**Set problem:**
Set down exactly the lines from the one containing "Type out the text in this image." through the end of the records below, both included, and nothing else.

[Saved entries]
****

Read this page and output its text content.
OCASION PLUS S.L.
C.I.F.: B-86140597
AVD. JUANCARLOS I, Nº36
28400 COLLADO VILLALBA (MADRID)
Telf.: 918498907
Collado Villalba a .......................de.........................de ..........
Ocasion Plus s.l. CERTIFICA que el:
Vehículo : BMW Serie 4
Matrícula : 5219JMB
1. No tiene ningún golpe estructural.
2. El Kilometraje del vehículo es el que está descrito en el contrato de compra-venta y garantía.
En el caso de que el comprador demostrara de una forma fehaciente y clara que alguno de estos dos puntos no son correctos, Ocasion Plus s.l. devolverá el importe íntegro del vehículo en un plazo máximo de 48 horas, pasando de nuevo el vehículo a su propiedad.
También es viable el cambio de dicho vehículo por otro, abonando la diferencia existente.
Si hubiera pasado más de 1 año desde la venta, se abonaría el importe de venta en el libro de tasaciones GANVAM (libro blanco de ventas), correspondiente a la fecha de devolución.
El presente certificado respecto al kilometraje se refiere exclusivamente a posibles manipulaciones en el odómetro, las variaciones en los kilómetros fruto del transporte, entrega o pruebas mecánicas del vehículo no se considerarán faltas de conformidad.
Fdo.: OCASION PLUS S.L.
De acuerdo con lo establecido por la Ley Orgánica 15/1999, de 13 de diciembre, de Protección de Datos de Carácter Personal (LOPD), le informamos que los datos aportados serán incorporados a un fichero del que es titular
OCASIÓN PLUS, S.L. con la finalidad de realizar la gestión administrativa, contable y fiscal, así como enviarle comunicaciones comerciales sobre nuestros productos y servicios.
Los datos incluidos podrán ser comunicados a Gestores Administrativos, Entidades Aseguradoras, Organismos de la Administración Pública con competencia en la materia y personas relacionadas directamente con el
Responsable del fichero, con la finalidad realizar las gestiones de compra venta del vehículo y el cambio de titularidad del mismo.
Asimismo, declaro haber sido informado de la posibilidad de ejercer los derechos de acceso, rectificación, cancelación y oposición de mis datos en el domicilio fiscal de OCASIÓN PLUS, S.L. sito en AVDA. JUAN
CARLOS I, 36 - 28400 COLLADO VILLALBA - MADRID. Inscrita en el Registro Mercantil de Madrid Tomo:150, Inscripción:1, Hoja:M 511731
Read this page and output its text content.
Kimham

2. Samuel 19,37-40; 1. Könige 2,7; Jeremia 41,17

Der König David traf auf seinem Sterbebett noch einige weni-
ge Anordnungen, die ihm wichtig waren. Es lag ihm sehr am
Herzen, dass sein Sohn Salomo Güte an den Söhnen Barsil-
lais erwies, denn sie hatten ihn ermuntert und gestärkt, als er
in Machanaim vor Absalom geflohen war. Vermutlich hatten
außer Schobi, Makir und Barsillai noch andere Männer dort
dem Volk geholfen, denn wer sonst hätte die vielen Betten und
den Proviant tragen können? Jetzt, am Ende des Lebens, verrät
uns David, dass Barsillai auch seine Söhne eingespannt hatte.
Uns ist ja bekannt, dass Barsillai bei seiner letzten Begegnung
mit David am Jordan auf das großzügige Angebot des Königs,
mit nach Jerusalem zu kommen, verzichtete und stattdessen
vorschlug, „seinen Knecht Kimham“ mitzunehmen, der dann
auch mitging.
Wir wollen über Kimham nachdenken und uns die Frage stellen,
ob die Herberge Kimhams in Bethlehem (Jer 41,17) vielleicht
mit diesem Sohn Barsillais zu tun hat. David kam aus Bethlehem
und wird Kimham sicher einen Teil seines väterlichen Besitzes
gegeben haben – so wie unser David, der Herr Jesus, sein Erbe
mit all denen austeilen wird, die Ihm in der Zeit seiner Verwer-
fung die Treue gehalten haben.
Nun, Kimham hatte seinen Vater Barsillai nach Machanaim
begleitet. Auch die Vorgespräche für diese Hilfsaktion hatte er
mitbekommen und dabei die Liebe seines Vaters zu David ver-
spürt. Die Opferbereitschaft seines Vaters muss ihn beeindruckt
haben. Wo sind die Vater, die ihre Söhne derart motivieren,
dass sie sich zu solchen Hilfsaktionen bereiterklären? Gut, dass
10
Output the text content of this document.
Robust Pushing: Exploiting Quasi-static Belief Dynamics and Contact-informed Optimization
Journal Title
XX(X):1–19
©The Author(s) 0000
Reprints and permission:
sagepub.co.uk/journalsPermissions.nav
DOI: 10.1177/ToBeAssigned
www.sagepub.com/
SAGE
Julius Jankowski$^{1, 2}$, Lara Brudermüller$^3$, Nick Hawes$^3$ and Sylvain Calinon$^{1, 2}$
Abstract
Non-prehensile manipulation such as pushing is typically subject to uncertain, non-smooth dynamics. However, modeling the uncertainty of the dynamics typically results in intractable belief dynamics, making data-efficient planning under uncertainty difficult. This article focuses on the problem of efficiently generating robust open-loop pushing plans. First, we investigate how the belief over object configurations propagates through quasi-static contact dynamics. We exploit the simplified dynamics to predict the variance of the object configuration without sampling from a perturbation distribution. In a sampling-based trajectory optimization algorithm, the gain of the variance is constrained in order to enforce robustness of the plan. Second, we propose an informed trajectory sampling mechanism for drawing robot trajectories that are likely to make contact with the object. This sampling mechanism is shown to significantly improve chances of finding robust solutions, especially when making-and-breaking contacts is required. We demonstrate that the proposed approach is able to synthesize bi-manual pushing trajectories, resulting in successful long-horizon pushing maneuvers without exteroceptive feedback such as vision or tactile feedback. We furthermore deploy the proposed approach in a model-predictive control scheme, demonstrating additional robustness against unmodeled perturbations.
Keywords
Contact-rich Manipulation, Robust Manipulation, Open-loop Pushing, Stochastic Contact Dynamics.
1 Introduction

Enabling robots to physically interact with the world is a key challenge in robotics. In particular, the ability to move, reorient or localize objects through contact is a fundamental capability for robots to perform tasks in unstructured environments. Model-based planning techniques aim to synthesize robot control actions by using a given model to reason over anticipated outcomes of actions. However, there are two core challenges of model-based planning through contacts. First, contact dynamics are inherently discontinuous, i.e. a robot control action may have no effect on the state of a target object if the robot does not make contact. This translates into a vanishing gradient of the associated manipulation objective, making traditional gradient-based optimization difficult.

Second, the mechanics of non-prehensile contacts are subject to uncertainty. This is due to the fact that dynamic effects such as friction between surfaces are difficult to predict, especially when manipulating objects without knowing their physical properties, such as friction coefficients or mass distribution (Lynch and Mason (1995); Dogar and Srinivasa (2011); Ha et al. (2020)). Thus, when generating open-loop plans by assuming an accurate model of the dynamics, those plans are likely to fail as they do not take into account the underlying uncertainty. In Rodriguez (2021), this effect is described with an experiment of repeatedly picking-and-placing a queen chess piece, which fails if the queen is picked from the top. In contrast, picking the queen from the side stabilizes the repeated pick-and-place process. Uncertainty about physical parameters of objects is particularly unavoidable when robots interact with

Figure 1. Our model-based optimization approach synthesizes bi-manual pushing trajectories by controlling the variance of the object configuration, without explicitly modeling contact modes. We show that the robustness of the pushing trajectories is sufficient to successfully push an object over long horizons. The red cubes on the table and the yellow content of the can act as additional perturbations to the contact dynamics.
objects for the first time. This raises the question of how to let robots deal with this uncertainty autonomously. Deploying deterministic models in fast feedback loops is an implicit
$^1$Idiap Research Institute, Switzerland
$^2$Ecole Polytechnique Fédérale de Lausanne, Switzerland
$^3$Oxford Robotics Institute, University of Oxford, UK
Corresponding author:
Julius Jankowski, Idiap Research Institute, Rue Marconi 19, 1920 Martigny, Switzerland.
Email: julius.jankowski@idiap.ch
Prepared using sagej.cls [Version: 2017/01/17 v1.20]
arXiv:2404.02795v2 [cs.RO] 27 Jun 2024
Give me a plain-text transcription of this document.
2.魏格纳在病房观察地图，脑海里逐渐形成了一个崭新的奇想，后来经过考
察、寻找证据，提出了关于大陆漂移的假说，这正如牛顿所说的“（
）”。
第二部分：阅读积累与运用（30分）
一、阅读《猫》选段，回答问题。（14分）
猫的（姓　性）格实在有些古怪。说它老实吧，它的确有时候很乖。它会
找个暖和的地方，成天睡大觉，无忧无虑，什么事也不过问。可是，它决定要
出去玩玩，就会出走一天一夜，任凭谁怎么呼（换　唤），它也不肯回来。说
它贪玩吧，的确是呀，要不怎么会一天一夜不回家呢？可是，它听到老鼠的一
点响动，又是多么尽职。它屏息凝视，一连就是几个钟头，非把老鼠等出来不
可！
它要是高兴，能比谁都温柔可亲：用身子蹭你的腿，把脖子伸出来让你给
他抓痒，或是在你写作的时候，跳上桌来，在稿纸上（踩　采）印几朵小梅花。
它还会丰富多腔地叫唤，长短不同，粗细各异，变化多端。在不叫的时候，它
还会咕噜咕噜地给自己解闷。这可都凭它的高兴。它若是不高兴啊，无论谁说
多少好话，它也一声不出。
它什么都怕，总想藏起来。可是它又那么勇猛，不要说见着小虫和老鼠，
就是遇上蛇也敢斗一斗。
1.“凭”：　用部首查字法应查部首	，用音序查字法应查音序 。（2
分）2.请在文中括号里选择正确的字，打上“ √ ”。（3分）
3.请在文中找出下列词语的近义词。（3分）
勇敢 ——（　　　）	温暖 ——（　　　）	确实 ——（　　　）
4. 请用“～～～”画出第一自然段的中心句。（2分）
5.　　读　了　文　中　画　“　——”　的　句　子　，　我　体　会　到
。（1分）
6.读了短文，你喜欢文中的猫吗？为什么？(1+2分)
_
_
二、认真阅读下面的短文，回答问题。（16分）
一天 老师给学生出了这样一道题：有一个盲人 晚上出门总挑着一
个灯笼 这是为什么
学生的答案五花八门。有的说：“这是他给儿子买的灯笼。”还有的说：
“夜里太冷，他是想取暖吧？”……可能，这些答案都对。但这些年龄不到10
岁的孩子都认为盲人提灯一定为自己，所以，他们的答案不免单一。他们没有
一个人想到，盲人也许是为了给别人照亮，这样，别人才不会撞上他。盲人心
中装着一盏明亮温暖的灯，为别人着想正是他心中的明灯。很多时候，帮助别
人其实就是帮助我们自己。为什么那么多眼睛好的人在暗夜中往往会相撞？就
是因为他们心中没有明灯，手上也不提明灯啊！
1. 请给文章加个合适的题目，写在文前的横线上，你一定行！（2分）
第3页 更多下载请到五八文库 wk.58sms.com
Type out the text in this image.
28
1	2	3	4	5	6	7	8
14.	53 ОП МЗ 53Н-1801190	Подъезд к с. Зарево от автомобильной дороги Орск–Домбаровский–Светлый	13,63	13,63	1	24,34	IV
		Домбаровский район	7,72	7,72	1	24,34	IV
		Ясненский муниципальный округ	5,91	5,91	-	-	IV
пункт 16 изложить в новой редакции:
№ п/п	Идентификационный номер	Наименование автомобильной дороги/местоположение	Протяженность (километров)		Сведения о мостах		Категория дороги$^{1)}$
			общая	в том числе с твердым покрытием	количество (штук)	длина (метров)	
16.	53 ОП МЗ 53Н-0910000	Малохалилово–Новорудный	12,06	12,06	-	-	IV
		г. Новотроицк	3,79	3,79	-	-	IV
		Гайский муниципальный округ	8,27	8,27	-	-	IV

****

**Output of the exercise:**
Type out the text in this image.
28
1	2	3	4	5	6	7	8
14.	53 ОП МЗ 53Н-1801190	Подъезд к с. Зарево от автомобильной дороги Орск–Домбаровский–Светлый	13,63	13,63	1	24,34	IV
		Домбаровский район	7,72	7,72	1	24,34	IV
		Ясненский муниципальный округ	5,91	5,91	-	-	IV
пункт 16 изложить в новой редакции:
№ п/п	Идентификационный номер	Наименование автомобильной дороги/местоположение	Протяженность (километров)		Сведения о мостах		Категория дороги$^{1)}$
			общая	в том числе с твердым покрытием	количество (штук)	длина (метров)	
16.	53 ОП МЗ 53Н-0910000	Малохалилово–Новорудный	12,06	12,06	-	-	IV
		г. Новотроицк	3,79	3,79	-	-	IV
		Гайский муниципальный округ	8,27	8,27	-	-	IV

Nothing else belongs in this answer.